**GOAL:** Go through the lines below. Copy those with "Donor".

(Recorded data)

— start —

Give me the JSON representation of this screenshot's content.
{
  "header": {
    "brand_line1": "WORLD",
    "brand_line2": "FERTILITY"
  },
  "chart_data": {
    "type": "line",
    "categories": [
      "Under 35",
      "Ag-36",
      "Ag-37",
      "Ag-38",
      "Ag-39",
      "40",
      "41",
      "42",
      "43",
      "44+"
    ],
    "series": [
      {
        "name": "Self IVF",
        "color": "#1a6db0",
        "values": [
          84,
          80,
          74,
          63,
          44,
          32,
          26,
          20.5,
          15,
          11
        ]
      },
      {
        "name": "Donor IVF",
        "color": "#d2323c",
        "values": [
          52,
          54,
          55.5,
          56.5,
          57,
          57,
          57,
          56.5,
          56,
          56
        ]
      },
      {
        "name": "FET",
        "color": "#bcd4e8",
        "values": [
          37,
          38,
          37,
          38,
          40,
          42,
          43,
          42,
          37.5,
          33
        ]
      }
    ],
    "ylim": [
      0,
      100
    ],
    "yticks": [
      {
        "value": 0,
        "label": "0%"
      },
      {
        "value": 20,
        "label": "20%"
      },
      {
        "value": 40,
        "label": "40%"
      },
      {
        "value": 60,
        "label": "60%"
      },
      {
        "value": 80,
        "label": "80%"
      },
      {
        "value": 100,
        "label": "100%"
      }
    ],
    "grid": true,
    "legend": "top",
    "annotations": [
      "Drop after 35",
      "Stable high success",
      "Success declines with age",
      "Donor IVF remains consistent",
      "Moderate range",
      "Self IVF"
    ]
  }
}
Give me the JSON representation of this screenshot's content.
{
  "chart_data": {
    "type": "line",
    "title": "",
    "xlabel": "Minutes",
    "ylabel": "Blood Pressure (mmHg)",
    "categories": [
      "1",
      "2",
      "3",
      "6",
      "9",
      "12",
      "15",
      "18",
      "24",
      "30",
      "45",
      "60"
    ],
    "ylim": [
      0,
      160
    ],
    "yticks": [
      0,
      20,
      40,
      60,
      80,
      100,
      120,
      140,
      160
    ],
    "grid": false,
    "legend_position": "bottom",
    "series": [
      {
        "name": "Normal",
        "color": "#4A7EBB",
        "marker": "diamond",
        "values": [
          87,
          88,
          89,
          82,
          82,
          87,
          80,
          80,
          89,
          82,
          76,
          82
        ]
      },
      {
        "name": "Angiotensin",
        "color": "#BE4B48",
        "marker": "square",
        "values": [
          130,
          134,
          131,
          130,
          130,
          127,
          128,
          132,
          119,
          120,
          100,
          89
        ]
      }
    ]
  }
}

— end —

**ANSWER FOR THE TASK:**
        "name": "Donor IVF",
      "Donor IVF remains consistent",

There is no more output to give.